Your task: Switch "Backspace" to "Delete" wherever it occurs in the data below, and give the lines again with everything else unchanged.

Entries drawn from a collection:
"""

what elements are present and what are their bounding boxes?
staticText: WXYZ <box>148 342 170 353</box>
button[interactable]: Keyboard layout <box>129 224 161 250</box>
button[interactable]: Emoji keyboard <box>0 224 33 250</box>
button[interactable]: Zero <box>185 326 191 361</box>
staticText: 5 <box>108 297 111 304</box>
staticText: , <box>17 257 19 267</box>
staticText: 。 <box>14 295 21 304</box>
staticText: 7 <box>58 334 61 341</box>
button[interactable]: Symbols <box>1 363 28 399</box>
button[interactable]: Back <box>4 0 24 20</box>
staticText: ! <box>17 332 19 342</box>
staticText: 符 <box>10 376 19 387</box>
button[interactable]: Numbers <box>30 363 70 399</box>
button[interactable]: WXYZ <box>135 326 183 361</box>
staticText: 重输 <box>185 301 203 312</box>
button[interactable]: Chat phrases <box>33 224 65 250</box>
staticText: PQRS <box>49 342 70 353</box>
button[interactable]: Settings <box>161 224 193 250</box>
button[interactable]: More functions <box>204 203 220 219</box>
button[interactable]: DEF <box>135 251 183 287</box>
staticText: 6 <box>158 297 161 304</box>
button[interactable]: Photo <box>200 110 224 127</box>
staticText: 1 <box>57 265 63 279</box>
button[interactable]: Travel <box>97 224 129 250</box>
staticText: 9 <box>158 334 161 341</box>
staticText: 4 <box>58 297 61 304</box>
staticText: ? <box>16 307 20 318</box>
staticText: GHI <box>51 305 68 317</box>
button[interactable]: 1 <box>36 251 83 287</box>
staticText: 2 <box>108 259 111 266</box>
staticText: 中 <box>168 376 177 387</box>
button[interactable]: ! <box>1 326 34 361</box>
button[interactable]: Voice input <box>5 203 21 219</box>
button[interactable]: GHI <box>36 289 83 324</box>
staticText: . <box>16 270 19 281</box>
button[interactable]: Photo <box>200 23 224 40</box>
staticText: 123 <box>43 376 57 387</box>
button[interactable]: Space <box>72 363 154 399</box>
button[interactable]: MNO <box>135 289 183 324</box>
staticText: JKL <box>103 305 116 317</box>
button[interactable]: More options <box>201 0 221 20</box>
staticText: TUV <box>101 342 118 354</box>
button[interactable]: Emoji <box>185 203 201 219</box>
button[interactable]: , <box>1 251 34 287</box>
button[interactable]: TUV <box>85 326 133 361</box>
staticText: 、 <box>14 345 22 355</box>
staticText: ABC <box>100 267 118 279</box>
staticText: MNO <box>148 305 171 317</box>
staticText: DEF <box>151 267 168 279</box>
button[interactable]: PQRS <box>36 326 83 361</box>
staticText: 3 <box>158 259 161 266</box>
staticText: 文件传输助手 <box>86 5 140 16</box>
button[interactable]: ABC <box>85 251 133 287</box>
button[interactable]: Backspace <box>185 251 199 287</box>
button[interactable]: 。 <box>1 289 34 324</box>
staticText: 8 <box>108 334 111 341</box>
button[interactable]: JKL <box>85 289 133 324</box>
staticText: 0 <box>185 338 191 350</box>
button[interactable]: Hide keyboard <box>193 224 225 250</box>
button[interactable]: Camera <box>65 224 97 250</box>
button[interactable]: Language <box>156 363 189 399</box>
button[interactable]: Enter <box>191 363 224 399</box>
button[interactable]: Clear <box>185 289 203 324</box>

"""

Result of the task:
what elements are present and what are their bounding boxes?
staticText: WXYZ <box>148 342 170 353</box>
button[interactable]: Keyboard layout <box>129 224 161 250</box>
button[interactable]: Emoji keyboard <box>0 224 33 250</box>
button[interactable]: Zero <box>185 326 191 361</box>
staticText: 5 <box>108 297 111 304</box>
staticText: , <box>17 257 19 267</box>
staticText: 。 <box>14 295 21 304</box>
staticText: 7 <box>58 334 61 341</box>
button[interactable]: Symbols <box>1 363 28 399</box>
button[interactable]: Back <box>4 0 24 20</box>
staticText: ! <box>17 332 19 342</box>
staticText: 符 <box>10 376 19 387</box>
button[interactable]: Numbers <box>30 363 70 399</box>
button[interactable]: WXYZ <box>135 326 183 361</box>
staticText: 重输 <box>185 301 203 312</box>
button[interactable]: Chat phrases <box>33 224 65 250</box>
staticText: PQRS <box>49 342 70 353</box>
button[interactable]: Settings <box>161 224 193 250</box>
button[interactable]: More functions <box>204 203 220 219</box>
button[interactable]: DEF <box>135 251 183 287</box>
staticText: 6 <box>158 297 161 304</box>
button[interactable]: Photo <box>200 110 224 127</box>
staticText: 1 <box>57 265 63 279</box>
button[interactable]: Travel <box>97 224 129 250</box>
staticText: 9 <box>158 334 161 341</box>
staticText: 4 <box>58 297 61 304</box>
staticText: ? <box>16 307 20 318</box>
staticText: GHI <box>51 305 68 317</box>
button[interactable]: 1 <box>36 251 83 287</box>
staticText: 2 <box>108 259 111 266</box>
staticText: 中 <box>168 376 177 387</box>
button[interactable]: ! <box>1 326 34 361</box>
button[interactable]: Voice input <box>5 203 21 219</box>
button[interactable]: GHI <box>36 289 83 324</box>
staticText: . <box>16 270 19 281</box>
button[interactable]: Photo <box>200 23 224 40</box>
staticText: 123 <box>43 376 57 387</box>
button[interactable]: Space <box>72 363 154 399</box>
button[interactable]: MNO <box>135 289 183 324</box>
staticText: JKL <box>103 305 116 317</box>
button[interactable]: More options <box>201 0 221 20</box>
staticText: TUV <box>101 342 118 354</box>
button[interactable]: Emoji <box>185 203 201 219</box>
button[interactable]: , <box>1 251 34 287</box>
button[interactable]: TUV <box>85 326 133 361</box>
staticText: 、 <box>14 345 22 355</box>
staticText: ABC <box>100 267 118 279</box>
staticText: MNO <box>148 305 171 317</box>
staticText: DEF <box>151 267 168 279</box>
button[interactable]: PQRS <box>36 326 83 361</box>
staticText: 3 <box>158 259 161 266</box>
staticText: 文件传输助手 <box>86 5 140 16</box>
button[interactable]: ABC <box>85 251 133 287</box>
button[interactable]: Delete <box>185 251 199 287</box>
button[interactable]: 。 <box>1 289 34 324</box>
staticText: 8 <box>108 334 111 341</box>
button[interactable]: JKL <box>85 289 133 324</box>
staticText: 0 <box>185 338 191 350</box>
button[interactable]: Hide keyboard <box>193 224 225 250</box>
button[interactable]: Camera <box>65 224 97 250</box>
button[interactable]: Language <box>156 363 189 399</box>
button[interactable]: Enter <box>191 363 224 399</box>
button[interactable]: Clear <box>185 289 203 324</box>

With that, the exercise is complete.